▸ **Aim**
Go through the entries below and pick out every line with "inspectione".

Data records
* * *

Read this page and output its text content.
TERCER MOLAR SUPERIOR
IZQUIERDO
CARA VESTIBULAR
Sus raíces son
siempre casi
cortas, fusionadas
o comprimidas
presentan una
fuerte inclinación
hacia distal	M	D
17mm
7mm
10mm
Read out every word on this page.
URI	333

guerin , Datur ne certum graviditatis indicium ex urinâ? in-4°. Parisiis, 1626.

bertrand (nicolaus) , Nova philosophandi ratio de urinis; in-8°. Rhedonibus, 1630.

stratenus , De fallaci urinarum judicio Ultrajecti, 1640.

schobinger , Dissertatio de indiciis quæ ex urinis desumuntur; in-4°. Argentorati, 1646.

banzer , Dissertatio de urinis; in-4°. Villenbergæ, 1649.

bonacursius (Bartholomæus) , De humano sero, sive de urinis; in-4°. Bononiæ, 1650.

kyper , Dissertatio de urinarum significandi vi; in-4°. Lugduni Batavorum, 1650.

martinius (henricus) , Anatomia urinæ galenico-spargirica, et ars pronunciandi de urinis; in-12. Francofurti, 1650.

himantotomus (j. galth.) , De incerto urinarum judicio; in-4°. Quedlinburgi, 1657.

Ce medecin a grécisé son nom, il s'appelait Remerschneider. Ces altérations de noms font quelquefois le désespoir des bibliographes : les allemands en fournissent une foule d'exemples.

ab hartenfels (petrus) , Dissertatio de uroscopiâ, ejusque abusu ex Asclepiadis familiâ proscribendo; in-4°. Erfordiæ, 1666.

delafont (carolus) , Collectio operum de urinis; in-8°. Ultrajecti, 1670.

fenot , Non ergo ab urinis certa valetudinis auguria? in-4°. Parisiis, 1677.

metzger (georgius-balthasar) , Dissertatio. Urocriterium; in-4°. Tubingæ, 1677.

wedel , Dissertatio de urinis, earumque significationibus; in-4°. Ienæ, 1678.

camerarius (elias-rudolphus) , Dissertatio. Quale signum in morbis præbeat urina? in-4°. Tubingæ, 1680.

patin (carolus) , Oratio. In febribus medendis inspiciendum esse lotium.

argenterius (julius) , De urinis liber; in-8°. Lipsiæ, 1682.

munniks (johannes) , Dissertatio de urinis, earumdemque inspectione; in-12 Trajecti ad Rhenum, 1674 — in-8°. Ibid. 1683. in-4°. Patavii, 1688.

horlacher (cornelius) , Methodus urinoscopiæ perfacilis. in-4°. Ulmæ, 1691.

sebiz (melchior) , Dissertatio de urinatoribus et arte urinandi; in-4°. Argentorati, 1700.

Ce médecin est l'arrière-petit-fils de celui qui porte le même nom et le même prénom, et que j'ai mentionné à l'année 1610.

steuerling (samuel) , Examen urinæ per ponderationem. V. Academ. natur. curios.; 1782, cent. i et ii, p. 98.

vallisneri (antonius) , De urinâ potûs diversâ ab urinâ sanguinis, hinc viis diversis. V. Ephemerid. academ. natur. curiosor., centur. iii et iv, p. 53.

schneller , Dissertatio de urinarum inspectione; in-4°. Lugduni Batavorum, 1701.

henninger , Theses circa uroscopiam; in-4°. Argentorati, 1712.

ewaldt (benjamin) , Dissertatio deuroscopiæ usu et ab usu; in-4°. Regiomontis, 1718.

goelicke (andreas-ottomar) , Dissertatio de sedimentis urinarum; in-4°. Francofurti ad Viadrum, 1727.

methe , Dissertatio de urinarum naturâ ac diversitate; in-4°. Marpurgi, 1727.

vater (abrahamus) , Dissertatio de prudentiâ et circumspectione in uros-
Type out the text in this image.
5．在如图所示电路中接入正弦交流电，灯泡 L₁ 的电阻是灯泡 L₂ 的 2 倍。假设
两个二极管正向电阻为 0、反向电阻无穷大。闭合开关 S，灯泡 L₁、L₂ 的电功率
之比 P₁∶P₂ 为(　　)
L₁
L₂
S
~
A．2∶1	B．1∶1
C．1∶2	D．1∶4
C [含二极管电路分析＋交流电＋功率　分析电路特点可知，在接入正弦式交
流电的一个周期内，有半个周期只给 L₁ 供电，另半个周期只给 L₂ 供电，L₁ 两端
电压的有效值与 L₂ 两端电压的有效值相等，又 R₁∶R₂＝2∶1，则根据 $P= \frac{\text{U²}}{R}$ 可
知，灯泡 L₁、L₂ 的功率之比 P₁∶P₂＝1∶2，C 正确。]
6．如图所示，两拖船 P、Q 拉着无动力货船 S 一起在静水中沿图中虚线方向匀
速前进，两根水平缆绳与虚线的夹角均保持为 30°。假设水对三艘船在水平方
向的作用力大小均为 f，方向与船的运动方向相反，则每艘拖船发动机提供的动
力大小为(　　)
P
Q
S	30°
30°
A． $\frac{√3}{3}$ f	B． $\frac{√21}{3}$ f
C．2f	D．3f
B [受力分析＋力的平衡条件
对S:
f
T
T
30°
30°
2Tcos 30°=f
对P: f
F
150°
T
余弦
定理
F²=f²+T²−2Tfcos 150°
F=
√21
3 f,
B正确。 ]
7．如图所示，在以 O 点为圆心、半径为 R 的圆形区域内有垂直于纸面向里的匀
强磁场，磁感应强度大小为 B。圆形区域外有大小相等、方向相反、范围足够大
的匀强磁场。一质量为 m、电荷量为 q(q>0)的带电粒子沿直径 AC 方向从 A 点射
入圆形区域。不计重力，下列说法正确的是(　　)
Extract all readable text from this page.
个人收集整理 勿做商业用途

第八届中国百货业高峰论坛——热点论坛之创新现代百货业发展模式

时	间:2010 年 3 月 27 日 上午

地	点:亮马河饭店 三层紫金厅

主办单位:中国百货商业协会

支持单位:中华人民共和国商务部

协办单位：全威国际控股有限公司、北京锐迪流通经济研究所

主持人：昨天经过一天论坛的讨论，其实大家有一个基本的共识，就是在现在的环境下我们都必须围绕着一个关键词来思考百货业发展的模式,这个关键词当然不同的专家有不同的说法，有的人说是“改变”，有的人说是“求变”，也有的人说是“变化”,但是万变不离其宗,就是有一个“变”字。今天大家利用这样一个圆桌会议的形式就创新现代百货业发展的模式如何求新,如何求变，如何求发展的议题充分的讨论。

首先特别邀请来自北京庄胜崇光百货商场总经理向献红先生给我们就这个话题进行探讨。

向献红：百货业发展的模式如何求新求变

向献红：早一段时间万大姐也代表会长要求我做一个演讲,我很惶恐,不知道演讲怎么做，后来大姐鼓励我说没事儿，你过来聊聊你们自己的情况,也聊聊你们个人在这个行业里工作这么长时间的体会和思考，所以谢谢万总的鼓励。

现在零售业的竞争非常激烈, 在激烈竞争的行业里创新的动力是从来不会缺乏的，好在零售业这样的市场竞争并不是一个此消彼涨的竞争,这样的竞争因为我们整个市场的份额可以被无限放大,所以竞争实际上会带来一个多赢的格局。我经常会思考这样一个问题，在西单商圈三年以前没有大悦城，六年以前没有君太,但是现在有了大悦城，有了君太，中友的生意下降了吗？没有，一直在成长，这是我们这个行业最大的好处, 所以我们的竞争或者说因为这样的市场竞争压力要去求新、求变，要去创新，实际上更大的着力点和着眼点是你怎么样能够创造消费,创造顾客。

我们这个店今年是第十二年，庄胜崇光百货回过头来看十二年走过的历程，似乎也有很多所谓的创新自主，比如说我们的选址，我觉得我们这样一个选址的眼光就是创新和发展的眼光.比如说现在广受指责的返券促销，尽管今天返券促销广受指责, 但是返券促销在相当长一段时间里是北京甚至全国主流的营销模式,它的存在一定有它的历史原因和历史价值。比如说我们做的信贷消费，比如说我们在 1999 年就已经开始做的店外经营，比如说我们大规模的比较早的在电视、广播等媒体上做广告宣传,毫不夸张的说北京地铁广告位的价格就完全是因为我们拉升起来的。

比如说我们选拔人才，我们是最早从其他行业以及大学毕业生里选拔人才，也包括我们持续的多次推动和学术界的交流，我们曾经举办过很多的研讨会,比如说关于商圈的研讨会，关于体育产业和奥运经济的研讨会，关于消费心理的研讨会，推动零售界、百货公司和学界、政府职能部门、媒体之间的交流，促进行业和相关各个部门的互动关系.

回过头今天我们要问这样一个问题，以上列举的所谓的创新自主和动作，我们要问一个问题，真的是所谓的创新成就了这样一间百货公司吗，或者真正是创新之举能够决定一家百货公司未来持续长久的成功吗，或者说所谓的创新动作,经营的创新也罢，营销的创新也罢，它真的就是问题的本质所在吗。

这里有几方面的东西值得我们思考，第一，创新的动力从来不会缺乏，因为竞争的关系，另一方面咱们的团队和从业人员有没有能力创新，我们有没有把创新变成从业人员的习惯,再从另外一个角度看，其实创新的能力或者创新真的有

* * *

▸ **Written answer**
munniks (johannes) , Dissertatio de urinis, earumdemque inspectione; in-12 Trajecti ad Rhenum, 1674 — in-8°. Ibid. 1683. in-4°. Patavii, 1688.
schneller , Dissertatio de urinarum inspectione; in-4°. Lugduni Batavorum, 1701.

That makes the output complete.